Directions:
Word for word, restate the entries that follow.

Data records:
=== Begin Enclosure ===
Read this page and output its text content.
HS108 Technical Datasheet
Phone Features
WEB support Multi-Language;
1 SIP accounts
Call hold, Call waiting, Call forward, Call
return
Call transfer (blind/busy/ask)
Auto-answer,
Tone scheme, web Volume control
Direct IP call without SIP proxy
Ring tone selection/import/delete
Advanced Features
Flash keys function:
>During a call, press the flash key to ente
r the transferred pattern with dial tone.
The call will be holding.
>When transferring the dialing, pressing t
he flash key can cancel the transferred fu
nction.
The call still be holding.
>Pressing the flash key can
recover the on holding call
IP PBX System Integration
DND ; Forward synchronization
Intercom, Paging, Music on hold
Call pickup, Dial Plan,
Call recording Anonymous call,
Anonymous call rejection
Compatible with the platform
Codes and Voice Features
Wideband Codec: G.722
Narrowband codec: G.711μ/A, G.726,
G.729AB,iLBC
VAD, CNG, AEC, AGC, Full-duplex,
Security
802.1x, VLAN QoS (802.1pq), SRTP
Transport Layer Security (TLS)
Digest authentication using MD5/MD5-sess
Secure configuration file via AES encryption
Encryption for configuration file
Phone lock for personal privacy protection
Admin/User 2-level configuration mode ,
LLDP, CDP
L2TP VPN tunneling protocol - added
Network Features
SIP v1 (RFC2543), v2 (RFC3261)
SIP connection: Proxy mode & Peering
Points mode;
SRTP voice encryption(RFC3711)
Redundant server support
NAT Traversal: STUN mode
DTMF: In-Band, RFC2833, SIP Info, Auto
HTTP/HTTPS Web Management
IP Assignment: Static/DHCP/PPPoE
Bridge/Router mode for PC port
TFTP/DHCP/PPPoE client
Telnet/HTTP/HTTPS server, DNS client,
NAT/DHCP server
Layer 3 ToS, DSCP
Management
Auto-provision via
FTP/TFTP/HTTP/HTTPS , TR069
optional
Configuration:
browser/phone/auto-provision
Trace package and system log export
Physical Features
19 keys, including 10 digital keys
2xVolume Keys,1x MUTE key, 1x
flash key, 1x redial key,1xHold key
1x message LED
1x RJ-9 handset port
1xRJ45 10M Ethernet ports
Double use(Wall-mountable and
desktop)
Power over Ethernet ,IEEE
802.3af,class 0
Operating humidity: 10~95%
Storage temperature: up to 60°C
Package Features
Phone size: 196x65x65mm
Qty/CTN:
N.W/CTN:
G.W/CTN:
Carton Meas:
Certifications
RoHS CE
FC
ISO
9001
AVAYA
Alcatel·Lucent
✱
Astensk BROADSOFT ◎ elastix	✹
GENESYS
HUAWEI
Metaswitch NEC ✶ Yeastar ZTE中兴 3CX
=== End Enclosure ===
Task result:
Read this page and output its text content.
HS108 Technical Datasheet
Phone Features
WEB support Multi-Language;
1 SIP accounts
Call hold, Call waiting, Call forward, Call
return
Call transfer (blind/busy/ask)
Auto-answer,
Tone scheme, web Volume control
Direct IP call without SIP proxy
Ring tone selection/import/delete
Advanced Features
Flash keys function:
>During a call, press the flash key to ente
r the transferred pattern with dial tone.
The call will be holding.
>When transferring the dialing, pressing t
he flash key can cancel the transferred fu
nction.
The call still be holding.
>Pressing the flash key can
recover the on holding call
IP PBX System Integration
DND ; Forward synchronization
Intercom, Paging, Music on hold
Call pickup, Dial Plan,
Call recording Anonymous call,
Anonymous call rejection
Compatible with the platform
Codes and Voice Features
Wideband Codec: G.722
Narrowband codec: G.711μ/A, G.726,
G.729AB,iLBC
VAD, CNG, AEC, AGC, Full-duplex,
Security
802.1x, VLAN QoS (802.1pq), SRTP
Transport Layer Security (TLS)
Digest authentication using MD5/MD5-sess
Secure configuration file via AES encryption
Encryption for configuration file
Phone lock for personal privacy protection
Admin/User 2-level configuration mode ,
LLDP, CDP
L2TP VPN tunneling protocol - added
Network Features
SIP v1 (RFC2543), v2 (RFC3261)
SIP connection: Proxy mode & Peering
Points mode;
SRTP voice encryption(RFC3711)
Redundant server support
NAT Traversal: STUN mode
DTMF: In-Band, RFC2833, SIP Info, Auto
HTTP/HTTPS Web Management
IP Assignment: Static/DHCP/PPPoE
Bridge/Router mode for PC port
TFTP/DHCP/PPPoE client
Telnet/HTTP/HTTPS server, DNS client,
NAT/DHCP server
Layer 3 ToS, DSCP
Management
Auto-provision via
FTP/TFTP/HTTP/HTTPS , TR069
optional
Configuration:
browser/phone/auto-provision
Trace package and system log export
Physical Features
19 keys, including 10 digital keys
2xVolume Keys,1x MUTE key, 1x
flash key, 1x redial key,1xHold key
1x message LED
1x RJ-9 handset port
1xRJ45 10M Ethernet ports
Double use(Wall-mountable and
desktop)
Power over Ethernet ,IEEE
802.3af,class 0
Operating humidity: 10~95%
Storage temperature: up to 60°C
Package Features
Phone size: 196x65x65mm
Qty/CTN:
N.W/CTN:
G.W/CTN:
Carton Meas:
Certifications
RoHS CE
FC
ISO
9001
AVAYA
Alcatel·Lucent
✱
Astensk BROADSOFT ◎ elastix	✹
GENESYS
HUAWEI
Metaswitch NEC ✶ Yeastar ZTE中兴 3CX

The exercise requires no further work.